- _TO BE DONE_: Can you restate the records below word for word?

+ + +

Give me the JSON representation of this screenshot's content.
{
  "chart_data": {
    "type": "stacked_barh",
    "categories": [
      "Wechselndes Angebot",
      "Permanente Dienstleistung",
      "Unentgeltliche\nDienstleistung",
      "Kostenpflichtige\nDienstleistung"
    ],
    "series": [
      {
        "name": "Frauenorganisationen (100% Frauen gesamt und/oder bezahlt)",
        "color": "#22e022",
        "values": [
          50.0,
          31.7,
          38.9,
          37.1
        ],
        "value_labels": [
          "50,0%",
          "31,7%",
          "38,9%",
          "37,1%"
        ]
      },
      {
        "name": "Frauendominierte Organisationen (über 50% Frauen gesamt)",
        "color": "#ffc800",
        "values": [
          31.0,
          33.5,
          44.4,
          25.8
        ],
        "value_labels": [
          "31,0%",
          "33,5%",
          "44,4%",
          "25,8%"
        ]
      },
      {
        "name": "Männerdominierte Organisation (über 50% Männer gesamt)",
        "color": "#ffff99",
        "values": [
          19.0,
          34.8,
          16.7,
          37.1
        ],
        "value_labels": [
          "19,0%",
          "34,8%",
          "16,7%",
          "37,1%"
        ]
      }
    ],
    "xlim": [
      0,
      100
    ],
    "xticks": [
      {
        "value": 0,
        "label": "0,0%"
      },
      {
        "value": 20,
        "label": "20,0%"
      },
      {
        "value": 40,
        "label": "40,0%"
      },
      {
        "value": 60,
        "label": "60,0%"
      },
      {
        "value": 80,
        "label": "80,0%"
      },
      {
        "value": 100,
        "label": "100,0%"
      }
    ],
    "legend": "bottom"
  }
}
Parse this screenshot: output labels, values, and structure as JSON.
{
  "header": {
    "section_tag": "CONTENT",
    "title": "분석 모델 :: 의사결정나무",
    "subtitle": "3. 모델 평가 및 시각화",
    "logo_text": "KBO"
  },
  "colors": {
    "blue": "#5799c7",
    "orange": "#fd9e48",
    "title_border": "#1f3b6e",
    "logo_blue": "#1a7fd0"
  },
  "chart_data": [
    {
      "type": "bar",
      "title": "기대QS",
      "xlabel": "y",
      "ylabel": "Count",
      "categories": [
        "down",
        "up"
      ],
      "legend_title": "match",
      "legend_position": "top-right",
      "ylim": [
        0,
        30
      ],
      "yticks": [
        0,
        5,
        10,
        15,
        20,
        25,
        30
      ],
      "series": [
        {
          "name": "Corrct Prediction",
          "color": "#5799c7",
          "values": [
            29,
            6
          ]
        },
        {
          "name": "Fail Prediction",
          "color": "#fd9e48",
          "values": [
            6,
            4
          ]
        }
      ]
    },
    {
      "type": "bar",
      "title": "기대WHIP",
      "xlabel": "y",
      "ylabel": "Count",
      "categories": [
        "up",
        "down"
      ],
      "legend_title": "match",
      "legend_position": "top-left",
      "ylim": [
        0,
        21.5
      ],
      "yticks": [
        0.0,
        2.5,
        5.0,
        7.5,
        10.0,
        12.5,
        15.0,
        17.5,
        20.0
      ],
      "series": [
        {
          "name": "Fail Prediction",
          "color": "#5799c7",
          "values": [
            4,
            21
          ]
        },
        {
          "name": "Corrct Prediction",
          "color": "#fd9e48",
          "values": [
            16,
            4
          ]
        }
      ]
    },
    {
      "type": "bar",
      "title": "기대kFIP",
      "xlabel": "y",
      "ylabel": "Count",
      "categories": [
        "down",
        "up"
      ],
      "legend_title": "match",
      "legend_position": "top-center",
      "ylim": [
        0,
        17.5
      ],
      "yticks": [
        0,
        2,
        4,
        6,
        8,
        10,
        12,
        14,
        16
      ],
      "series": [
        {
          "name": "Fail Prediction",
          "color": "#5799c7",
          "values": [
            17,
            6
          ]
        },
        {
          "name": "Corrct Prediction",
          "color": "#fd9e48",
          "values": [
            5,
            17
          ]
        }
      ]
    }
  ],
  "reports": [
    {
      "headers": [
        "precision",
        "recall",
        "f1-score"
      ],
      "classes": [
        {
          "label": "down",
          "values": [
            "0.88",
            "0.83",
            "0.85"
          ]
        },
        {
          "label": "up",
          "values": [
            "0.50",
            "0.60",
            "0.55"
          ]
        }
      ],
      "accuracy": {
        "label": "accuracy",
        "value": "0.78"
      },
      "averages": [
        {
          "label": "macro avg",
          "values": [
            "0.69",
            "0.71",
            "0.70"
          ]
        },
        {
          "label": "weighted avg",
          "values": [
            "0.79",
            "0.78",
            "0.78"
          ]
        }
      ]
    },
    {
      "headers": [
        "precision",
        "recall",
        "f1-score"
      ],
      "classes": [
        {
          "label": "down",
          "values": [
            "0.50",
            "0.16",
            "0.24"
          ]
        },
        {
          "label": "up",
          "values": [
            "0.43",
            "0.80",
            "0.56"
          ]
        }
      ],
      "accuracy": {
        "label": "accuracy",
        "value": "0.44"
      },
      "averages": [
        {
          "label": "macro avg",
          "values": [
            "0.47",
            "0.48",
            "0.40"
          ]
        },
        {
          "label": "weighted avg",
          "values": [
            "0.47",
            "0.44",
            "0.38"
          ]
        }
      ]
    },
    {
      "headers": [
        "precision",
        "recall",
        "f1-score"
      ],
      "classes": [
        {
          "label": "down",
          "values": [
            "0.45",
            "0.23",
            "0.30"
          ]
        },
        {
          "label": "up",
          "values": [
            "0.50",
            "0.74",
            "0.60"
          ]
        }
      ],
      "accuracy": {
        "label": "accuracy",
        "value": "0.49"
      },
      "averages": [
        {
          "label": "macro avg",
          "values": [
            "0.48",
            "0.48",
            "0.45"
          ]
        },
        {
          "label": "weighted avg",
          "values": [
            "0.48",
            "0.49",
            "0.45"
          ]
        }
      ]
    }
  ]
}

+ + +

- _OUTPUT FOR THIS TASK_:
Give me the JSON representation of this screenshot's content.
{
  "chart_data": {
    "type": "stacked_barh",
    "categories": [
      "Wechselndes Angebot",
      "Permanente Dienstleistung",
      "Unentgeltliche\nDienstleistung",
      "Kostenpflichtige\nDienstleistung"
    ],
    "series": [
      {
        "name": "Frauenorganisationen (100% Frauen gesamt und/oder bezahlt)",
        "color": "#22e022",
        "values": [
          50.0,
          31.7,
          38.9,
          37.1
        ],
        "value_labels": [
          "50,0%",
          "31,7%",
          "38,9%",
          "37,1%"
        ]
      },
      {
        "name": "Frauendominierte Organisationen (über 50% Frauen gesamt)",
        "color": "#ffc800",
        "values": [
          31.0,
          33.5,
          44.4,
          25.8
        ],
        "value_labels": [
          "31,0%",
          "33,5%",
          "44,4%",
          "25,8%"
        ]
      },
      {
        "name": "Männerdominierte Organisation (über 50% Männer gesamt)",
        "color": "#ffff99",
        "values": [
          19.0,
          34.8,
          16.7,
          37.1
        ],
        "value_labels": [
          "19,0%",
          "34,8%",
          "16,7%",
          "37,1%"
        ]
      }
    ],
    "xlim": [
      0,
      100
    ],
    "xticks": [
      {
        "value": 0,
        "label": "0,0%"
      },
      {
        "value": 20,
        "label": "20,0%"
      },
      {
        "value": 40,
        "label": "40,0%"
      },
      {
        "value": 60,
        "label": "60,0%"
      },
      {
        "value": 80,
        "label": "80,0%"
      },
      {
        "value": 100,
        "label": "100,0%"
      }
    ],
    "legend": "bottom"
  }
}
Parse this screenshot: output labels, values, and structure as JSON.
{
  "header": {
    "section_tag": "CONTENT",
    "title": "분석 모델 :: 의사결정나무",
    "subtitle": "3. 모델 평가 및 시각화",
    "logo_text": "KBO"
  },
  "colors": {
    "blue": "#5799c7",
    "orange": "#fd9e48",
    "title_border": "#1f3b6e",
    "logo_blue": "#1a7fd0"
  },
  "chart_data": [
    {
      "type": "bar",
      "title": "기대QS",
      "xlabel": "y",
      "ylabel": "Count",
      "categories": [
        "down",
        "up"
      ],
      "legend_title": "match",
      "legend_position": "top-right",
      "ylim": [
        0,
        30
      ],
      "yticks": [
        0,
        5,
        10,
        15,
        20,
        25,
        30
      ],
      "series": [
        {
          "name": "Corrct Prediction",
          "color": "#5799c7",
          "values": [
            29,
            6
          ]
        },
        {
          "name": "Fail Prediction",
          "color": "#fd9e48",
          "values": [
            6,
            4
          ]
        }
      ]
    },
    {
      "type": "bar",
      "title": "기대WHIP",
      "xlabel": "y",
      "ylabel": "Count",
      "categories": [
        "up",
        "down"
      ],
      "legend_title": "match",
      "legend_position": "top-left",
      "ylim": [
        0,
        21.5
      ],
      "yticks": [
        0.0,
        2.5,
        5.0,
        7.5,
        10.0,
        12.5,
        15.0,
        17.5,
        20.0
      ],
      "series": [
        {
          "name": "Fail Prediction",
          "color": "#5799c7",
          "values": [
            4,
            21
          ]
        },
        {
          "name": "Corrct Prediction",
          "color": "#fd9e48",
          "values": [
            16,
            4
          ]
        }
      ]
    },
    {
      "type": "bar",
      "title": "기대kFIP",
      "xlabel": "y",
      "ylabel": "Count",
      "categories": [
        "down",
        "up"
      ],
      "legend_title": "match",
      "legend_position": "top-center",
      "ylim": [
        0,
        17.5
      ],
      "yticks": [
        0,
        2,
        4,
        6,
        8,
        10,
        12,
        14,
        16
      ],
      "series": [
        {
          "name": "Fail Prediction",
          "color": "#5799c7",
          "values": [
            17,
            6
          ]
        },
        {
          "name": "Corrct Prediction",
          "color": "#fd9e48",
          "values": [
            5,
            17
          ]
        }
      ]
    }
  ],
  "reports": [
    {
      "headers": [
        "precision",
        "recall",
        "f1-score"
      ],
      "classes": [
        {
          "label": "down",
          "values": [
            "0.88",
            "0.83",
            "0.85"
          ]
        },
        {
          "label": "up",
          "values": [
            "0.50",
            "0.60",
            "0.55"
          ]
        }
      ],
      "accuracy": {
        "label": "accuracy",
        "value": "0.78"
      },
      "averages": [
        {
          "label": "macro avg",
          "values": [
            "0.69",
            "0.71",
            "0.70"
          ]
        },
        {
          "label": "weighted avg",
          "values": [
            "0.79",
            "0.78",
            "0.78"
          ]
        }
      ]
    },
    {
      "headers": [
        "precision",
        "recall",
        "f1-score"
      ],
      "classes": [
        {
          "label": "down",
          "values": [
            "0.50",
            "0.16",
            "0.24"
          ]
        },
        {
          "label": "up",
          "values": [
            "0.43",
            "0.80",
            "0.56"
          ]
        }
      ],
      "accuracy": {
        "label": "accuracy",
        "value": "0.44"
      },
      "averages": [
        {
          "label": "macro avg",
          "values": [
            "0.47",
            "0.48",
            "0.40"
          ]
        },
        {
          "label": "weighted avg",
          "values": [
            "0.47",
            "0.44",
            "0.38"
          ]
        }
      ]
    },
    {
      "headers": [
        "precision",
        "recall",
        "f1-score"
      ],
      "classes": [
        {
          "label": "down",
          "values": [
            "0.45",
            "0.23",
            "0.30"
          ]
        },
        {
          "label": "up",
          "values": [
            "0.50",
            "0.74",
            "0.60"
          ]
        }
      ],
      "accuracy": {
        "label": "accuracy",
        "value": "0.49"
      },
      "averages": [
        {
          "label": "macro avg",
          "values": [
            "0.48",
            "0.48",
            "0.45"
          ]
        },
        {
          "label": "weighted avg",
          "values": [
            "0.48",
            "0.49",
            "0.45"
          ]
        }
      ]
    }
  ]
}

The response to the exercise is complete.